# WHAT THE TASK REQUIRES
Transcribe the entries below exactly; leave every image out.

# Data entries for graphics

——

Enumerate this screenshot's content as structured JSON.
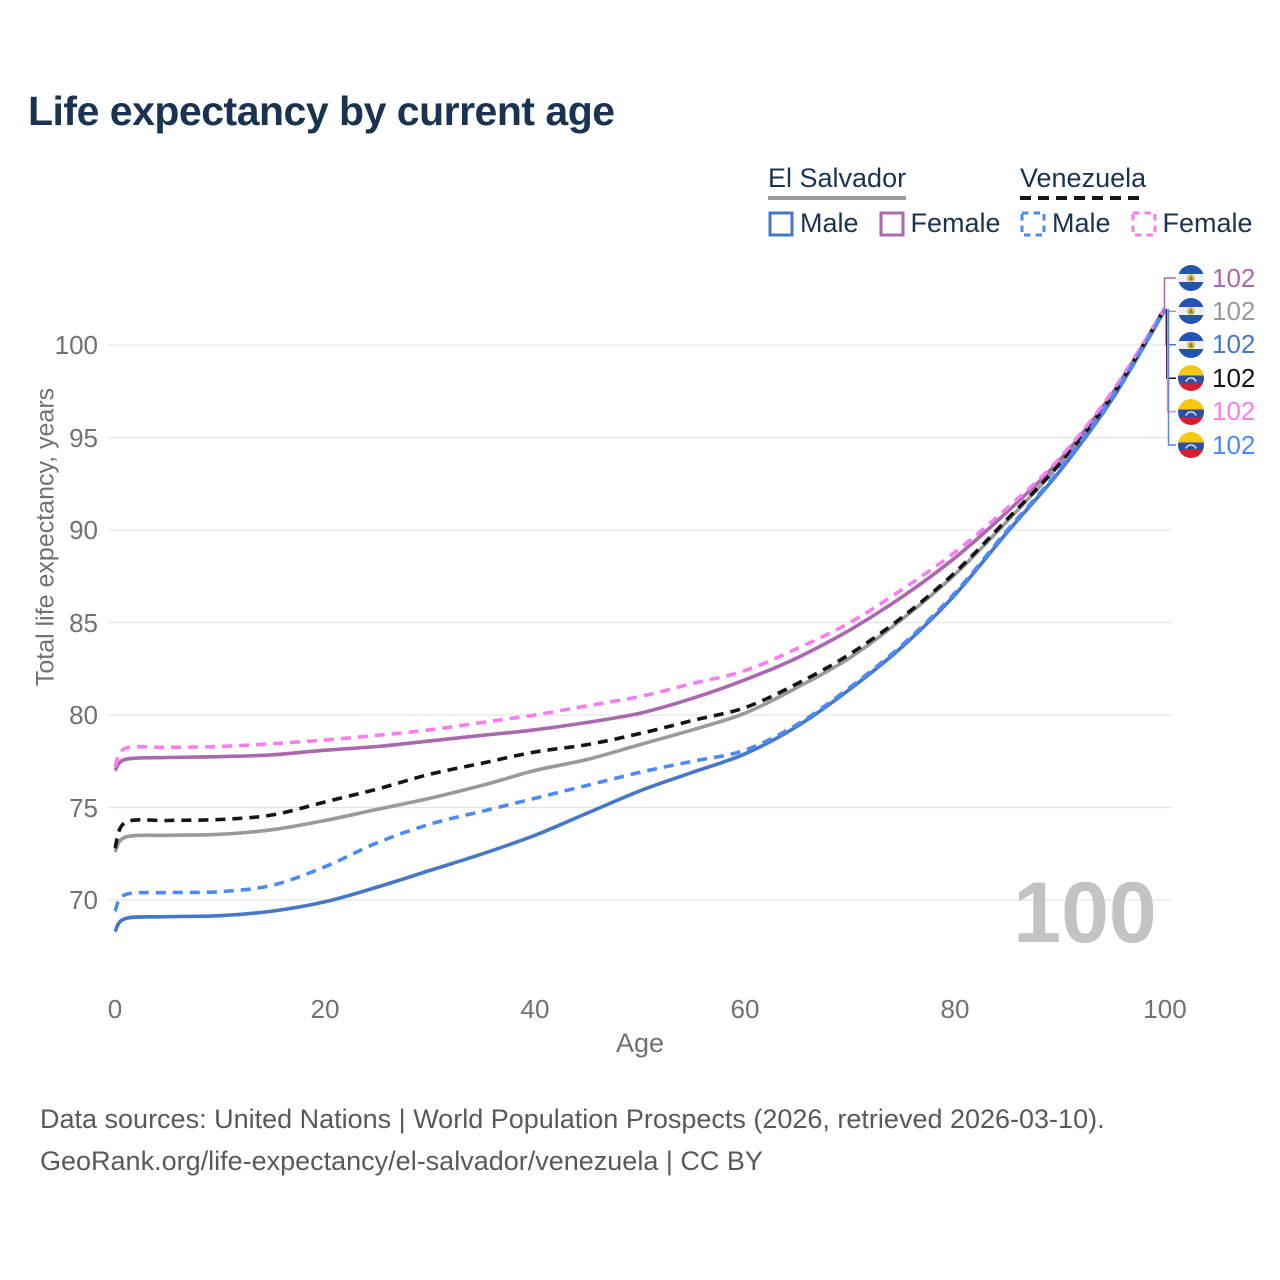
{
  "title": "Life expectancy by current age",
  "legend": {
    "groups": [
      {
        "id": "el-salvador",
        "label": "El Salvador",
        "underline": {
          "color": "#9a9a9a",
          "dashed": false
        },
        "items": [
          {
            "id": "es-male",
            "label": "Male",
            "color": "#4678c8",
            "dashed": false
          },
          {
            "id": "es-female",
            "label": "Female",
            "color": "#ac68ae",
            "dashed": false
          }
        ]
      },
      {
        "id": "venezuela",
        "label": "Venezuela",
        "underline": {
          "color": "#141414",
          "dashed": true
        },
        "items": [
          {
            "id": "ve-male",
            "label": "Male",
            "color": "#4b8af8",
            "dashed": true
          },
          {
            "id": "ve-female",
            "label": "Female",
            "color": "#f97cf0",
            "dashed": true
          }
        ]
      }
    ]
  },
  "chart_data": {
    "type": "line",
    "xlabel": "Age",
    "ylabel": "Total life expectancy, years",
    "xticks": [
      0,
      20,
      40,
      60,
      80,
      100
    ],
    "yticks": [
      70,
      75,
      80,
      85,
      90,
      95,
      100
    ],
    "xlim": [
      0,
      100
    ],
    "ylim": [
      67,
      103.5
    ],
    "grid": "horizontal",
    "hover_age_label": "100",
    "series": [
      {
        "id": "es-total",
        "name": "El Salvador",
        "color": "#9a9a9a",
        "dashed": false,
        "points": [
          [
            0,
            72.6
          ],
          [
            1,
            73.4
          ],
          [
            5,
            73.5
          ],
          [
            10,
            73.55
          ],
          [
            15,
            73.8
          ],
          [
            20,
            74.3
          ],
          [
            25,
            74.9
          ],
          [
            30,
            75.5
          ],
          [
            35,
            76.2
          ],
          [
            40,
            77.0
          ],
          [
            45,
            77.6
          ],
          [
            50,
            78.4
          ],
          [
            55,
            79.2
          ],
          [
            60,
            80.1
          ],
          [
            65,
            81.5
          ],
          [
            70,
            83.1
          ],
          [
            75,
            85.2
          ],
          [
            80,
            87.6
          ],
          [
            85,
            90.5
          ],
          [
            90,
            93.6
          ],
          [
            95,
            97.3
          ],
          [
            100,
            102
          ]
        ]
      },
      {
        "id": "es-female",
        "name": "El Salvador Female",
        "color": "#ac68ae",
        "dashed": false,
        "points": [
          [
            0,
            77.0
          ],
          [
            1,
            77.6
          ],
          [
            5,
            77.7
          ],
          [
            10,
            77.75
          ],
          [
            15,
            77.85
          ],
          [
            20,
            78.1
          ],
          [
            25,
            78.3
          ],
          [
            30,
            78.6
          ],
          [
            35,
            78.9
          ],
          [
            40,
            79.2
          ],
          [
            45,
            79.6
          ],
          [
            50,
            80.1
          ],
          [
            55,
            80.9
          ],
          [
            60,
            81.9
          ],
          [
            65,
            83.1
          ],
          [
            70,
            84.6
          ],
          [
            75,
            86.4
          ],
          [
            80,
            88.5
          ],
          [
            85,
            91.0
          ],
          [
            90,
            93.8
          ],
          [
            95,
            97.4
          ],
          [
            100,
            102
          ]
        ]
      },
      {
        "id": "es-male",
        "name": "El Salvador Male",
        "color": "#4678c8",
        "dashed": false,
        "points": [
          [
            0,
            68.3
          ],
          [
            1,
            69.0
          ],
          [
            5,
            69.1
          ],
          [
            10,
            69.15
          ],
          [
            15,
            69.4
          ],
          [
            20,
            69.9
          ],
          [
            25,
            70.7
          ],
          [
            30,
            71.6
          ],
          [
            35,
            72.5
          ],
          [
            40,
            73.5
          ],
          [
            45,
            74.7
          ],
          [
            50,
            75.9
          ],
          [
            55,
            76.9
          ],
          [
            60,
            77.9
          ],
          [
            65,
            79.4
          ],
          [
            70,
            81.4
          ],
          [
            75,
            83.7
          ],
          [
            80,
            86.5
          ],
          [
            85,
            89.9
          ],
          [
            90,
            93.2
          ],
          [
            95,
            97.1
          ],
          [
            100,
            101.9
          ]
        ]
      },
      {
        "id": "ve-total",
        "name": "Venezuela",
        "color": "#141414",
        "dashed": true,
        "points": [
          [
            0,
            72.8
          ],
          [
            1,
            74.2
          ],
          [
            5,
            74.3
          ],
          [
            10,
            74.35
          ],
          [
            15,
            74.6
          ],
          [
            20,
            75.3
          ],
          [
            25,
            76.0
          ],
          [
            30,
            76.8
          ],
          [
            35,
            77.4
          ],
          [
            40,
            78.0
          ],
          [
            45,
            78.4
          ],
          [
            50,
            79.0
          ],
          [
            55,
            79.7
          ],
          [
            60,
            80.4
          ],
          [
            65,
            81.7
          ],
          [
            70,
            83.3
          ],
          [
            75,
            85.3
          ],
          [
            80,
            87.7
          ],
          [
            85,
            90.6
          ],
          [
            90,
            93.6
          ],
          [
            95,
            97.3
          ],
          [
            100,
            102
          ]
        ]
      },
      {
        "id": "ve-female",
        "name": "Venezuela Female",
        "color": "#f97cf0",
        "dashed": true,
        "points": [
          [
            0,
            77.2
          ],
          [
            1,
            78.2
          ],
          [
            5,
            78.25
          ],
          [
            10,
            78.3
          ],
          [
            15,
            78.45
          ],
          [
            20,
            78.65
          ],
          [
            25,
            78.9
          ],
          [
            30,
            79.2
          ],
          [
            35,
            79.6
          ],
          [
            40,
            80.0
          ],
          [
            45,
            80.5
          ],
          [
            50,
            81.0
          ],
          [
            55,
            81.7
          ],
          [
            60,
            82.4
          ],
          [
            65,
            83.6
          ],
          [
            70,
            85.0
          ],
          [
            75,
            86.8
          ],
          [
            80,
            88.8
          ],
          [
            85,
            91.2
          ],
          [
            90,
            93.9
          ],
          [
            95,
            97.5
          ],
          [
            100,
            102
          ]
        ]
      },
      {
        "id": "ve-male",
        "name": "Venezuela Male",
        "color": "#4b8af8",
        "dashed": true,
        "points": [
          [
            0,
            69.4
          ],
          [
            1,
            70.3
          ],
          [
            5,
            70.4
          ],
          [
            10,
            70.45
          ],
          [
            15,
            70.8
          ],
          [
            20,
            71.8
          ],
          [
            25,
            73.1
          ],
          [
            30,
            74.1
          ],
          [
            35,
            74.8
          ],
          [
            40,
            75.5
          ],
          [
            45,
            76.2
          ],
          [
            50,
            76.9
          ],
          [
            55,
            77.5
          ],
          [
            60,
            78.1
          ],
          [
            65,
            79.5
          ],
          [
            70,
            81.5
          ],
          [
            75,
            83.8
          ],
          [
            80,
            86.6
          ],
          [
            85,
            90.0
          ],
          [
            90,
            93.3
          ],
          [
            95,
            97.2
          ],
          [
            100,
            101.9
          ]
        ]
      }
    ],
    "end_labels": [
      {
        "series": "es-female",
        "flag": "sv",
        "color": "#ac68ae",
        "value": "102"
      },
      {
        "series": "es-total",
        "flag": "sv",
        "color": "#9a9a9a",
        "value": "102"
      },
      {
        "series": "es-male",
        "flag": "sv",
        "color": "#4678c8",
        "value": "102"
      },
      {
        "series": "ve-total",
        "flag": "ve",
        "color": "#141414",
        "value": "102"
      },
      {
        "series": "ve-female",
        "flag": "ve",
        "color": "#f97cf0",
        "value": "102"
      },
      {
        "series": "ve-male",
        "flag": "ve",
        "color": "#4b8af8",
        "value": "102"
      }
    ]
  },
  "footer": {
    "line1": "Data sources: United Nations | World Population Prospects (2026, retrieved 2026-03-10).",
    "line2": "GeoRank.org/life-expectancy/el-salvador/venezuela | CC BY"
  }
}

——

# RESPONSE TO THE TASK
Enumerate this screenshot's content as structured JSON.
{
  "title": "Life expectancy by current age",
  "legend": {
    "groups": [
      {
        "id": "el-salvador",
        "label": "El Salvador",
        "underline": {
          "color": "#9a9a9a",
          "dashed": false
        },
        "items": [
          {
            "id": "es-male",
            "label": "Male",
            "color": "#4678c8",
            "dashed": false
          },
          {
            "id": "es-female",
            "label": "Female",
            "color": "#ac68ae",
            "dashed": false
          }
        ]
      },
      {
        "id": "venezuela",
        "label": "Venezuela",
        "underline": {
          "color": "#141414",
          "dashed": true
        },
        "items": [
          {
            "id": "ve-male",
            "label": "Male",
            "color": "#4b8af8",
            "dashed": true
          },
          {
            "id": "ve-female",
            "label": "Female",
            "color": "#f97cf0",
            "dashed": true
          }
        ]
      }
    ]
  },
  "chart_data": {
    "type": "line",
    "xlabel": "Age",
    "ylabel": "Total life expectancy, years",
    "xticks": [
      0,
      20,
      40,
      60,
      80,
      100
    ],
    "yticks": [
      70,
      75,
      80,
      85,
      90,
      95,
      100
    ],
    "xlim": [
      0,
      100
    ],
    "ylim": [
      67,
      103.5
    ],
    "grid": "horizontal",
    "hover_age_label": "100",
    "series": [
      {
        "id": "es-total",
        "name": "El Salvador",
        "color": "#9a9a9a",
        "dashed": false,
        "points": [
          [
            0,
            72.6
          ],
          [
            1,
            73.4
          ],
          [
            5,
            73.5
          ],
          [
            10,
            73.55
          ],
          [
            15,
            73.8
          ],
          [
            20,
            74.3
          ],
          [
            25,
            74.9
          ],
          [
            30,
            75.5
          ],
          [
            35,
            76.2
          ],
          [
            40,
            77.0
          ],
          [
            45,
            77.6
          ],
          [
            50,
            78.4
          ],
          [
            55,
            79.2
          ],
          [
            60,
            80.1
          ],
          [
            65,
            81.5
          ],
          [
            70,
            83.1
          ],
          [
            75,
            85.2
          ],
          [
            80,
            87.6
          ],
          [
            85,
            90.5
          ],
          [
            90,
            93.6
          ],
          [
            95,
            97.3
          ],
          [
            100,
            102
          ]
        ]
      },
      {
        "id": "es-female",
        "name": "El Salvador Female",
        "color": "#ac68ae",
        "dashed": false,
        "points": [
          [
            0,
            77.0
          ],
          [
            1,
            77.6
          ],
          [
            5,
            77.7
          ],
          [
            10,
            77.75
          ],
          [
            15,
            77.85
          ],
          [
            20,
            78.1
          ],
          [
            25,
            78.3
          ],
          [
            30,
            78.6
          ],
          [
            35,
            78.9
          ],
          [
            40,
            79.2
          ],
          [
            45,
            79.6
          ],
          [
            50,
            80.1
          ],
          [
            55,
            80.9
          ],
          [
            60,
            81.9
          ],
          [
            65,
            83.1
          ],
          [
            70,
            84.6
          ],
          [
            75,
            86.4
          ],
          [
            80,
            88.5
          ],
          [
            85,
            91.0
          ],
          [
            90,
            93.8
          ],
          [
            95,
            97.4
          ],
          [
            100,
            102
          ]
        ]
      },
      {
        "id": "es-male",
        "name": "El Salvador Male",
        "color": "#4678c8",
        "dashed": false,
        "points": [
          [
            0,
            68.3
          ],
          [
            1,
            69.0
          ],
          [
            5,
            69.1
          ],
          [
            10,
            69.15
          ],
          [
            15,
            69.4
          ],
          [
            20,
            69.9
          ],
          [
            25,
            70.7
          ],
          [
            30,
            71.6
          ],
          [
            35,
            72.5
          ],
          [
            40,
            73.5
          ],
          [
            45,
            74.7
          ],
          [
            50,
            75.9
          ],
          [
            55,
            76.9
          ],
          [
            60,
            77.9
          ],
          [
            65,
            79.4
          ],
          [
            70,
            81.4
          ],
          [
            75,
            83.7
          ],
          [
            80,
            86.5
          ],
          [
            85,
            89.9
          ],
          [
            90,
            93.2
          ],
          [
            95,
            97.1
          ],
          [
            100,
            101.9
          ]
        ]
      },
      {
        "id": "ve-total",
        "name": "Venezuela",
        "color": "#141414",
        "dashed": true,
        "points": [
          [
            0,
            72.8
          ],
          [
            1,
            74.2
          ],
          [
            5,
            74.3
          ],
          [
            10,
            74.35
          ],
          [
            15,
            74.6
          ],
          [
            20,
            75.3
          ],
          [
            25,
            76.0
          ],
          [
            30,
            76.8
          ],
          [
            35,
            77.4
          ],
          [
            40,
            78.0
          ],
          [
            45,
            78.4
          ],
          [
            50,
            79.0
          ],
          [
            55,
            79.7
          ],
          [
            60,
            80.4
          ],
          [
            65,
            81.7
          ],
          [
            70,
            83.3
          ],
          [
            75,
            85.3
          ],
          [
            80,
            87.7
          ],
          [
            85,
            90.6
          ],
          [
            90,
            93.6
          ],
          [
            95,
            97.3
          ],
          [
            100,
            102
          ]
        ]
      },
      {
        "id": "ve-female",
        "name": "Venezuela Female",
        "color": "#f97cf0",
        "dashed": true,
        "points": [
          [
            0,
            77.2
          ],
          [
            1,
            78.2
          ],
          [
            5,
            78.25
          ],
          [
            10,
            78.3
          ],
          [
            15,
            78.45
          ],
          [
            20,
            78.65
          ],
          [
            25,
            78.9
          ],
          [
            30,
            79.2
          ],
          [
            35,
            79.6
          ],
          [
            40,
            80.0
          ],
          [
            45,
            80.5
          ],
          [
            50,
            81.0
          ],
          [
            55,
            81.7
          ],
          [
            60,
            82.4
          ],
          [
            65,
            83.6
          ],
          [
            70,
            85.0
          ],
          [
            75,
            86.8
          ],
          [
            80,
            88.8
          ],
          [
            85,
            91.2
          ],
          [
            90,
            93.9
          ],
          [
            95,
            97.5
          ],
          [
            100,
            102
          ]
        ]
      },
      {
        "id": "ve-male",
        "name": "Venezuela Male",
        "color": "#4b8af8",
        "dashed": true,
        "points": [
          [
            0,
            69.4
          ],
          [
            1,
            70.3
          ],
          [
            5,
            70.4
          ],
          [
            10,
            70.45
          ],
          [
            15,
            70.8
          ],
          [
            20,
            71.8
          ],
          [
            25,
            73.1
          ],
          [
            30,
            74.1
          ],
          [
            35,
            74.8
          ],
          [
            40,
            75.5
          ],
          [
            45,
            76.2
          ],
          [
            50,
            76.9
          ],
          [
            55,
            77.5
          ],
          [
            60,
            78.1
          ],
          [
            65,
            79.5
          ],
          [
            70,
            81.5
          ],
          [
            75,
            83.8
          ],
          [
            80,
            86.6
          ],
          [
            85,
            90.0
          ],
          [
            90,
            93.3
          ],
          [
            95,
            97.2
          ],
          [
            100,
            101.9
          ]
        ]
      }
    ],
    "end_labels": [
      {
        "series": "es-female",
        "flag": "sv",
        "color": "#ac68ae",
        "value": "102"
      },
      {
        "series": "es-total",
        "flag": "sv",
        "color": "#9a9a9a",
        "value": "102"
      },
      {
        "series": "es-male",
        "flag": "sv",
        "color": "#4678c8",
        "value": "102"
      },
      {
        "series": "ve-total",
        "flag": "ve",
        "color": "#141414",
        "value": "102"
      },
      {
        "series": "ve-female",
        "flag": "ve",
        "color": "#f97cf0",
        "value": "102"
      },
      {
        "series": "ve-male",
        "flag": "ve",
        "color": "#4b8af8",
        "value": "102"
      }
    ]
  },
  "footer": {
    "line1": "Data sources: United Nations | World Population Prospects (2026, retrieved 2026-03-10).",
    "line2": "GeoRank.org/life-expectancy/el-salvador/venezuela | CC BY"
  }
}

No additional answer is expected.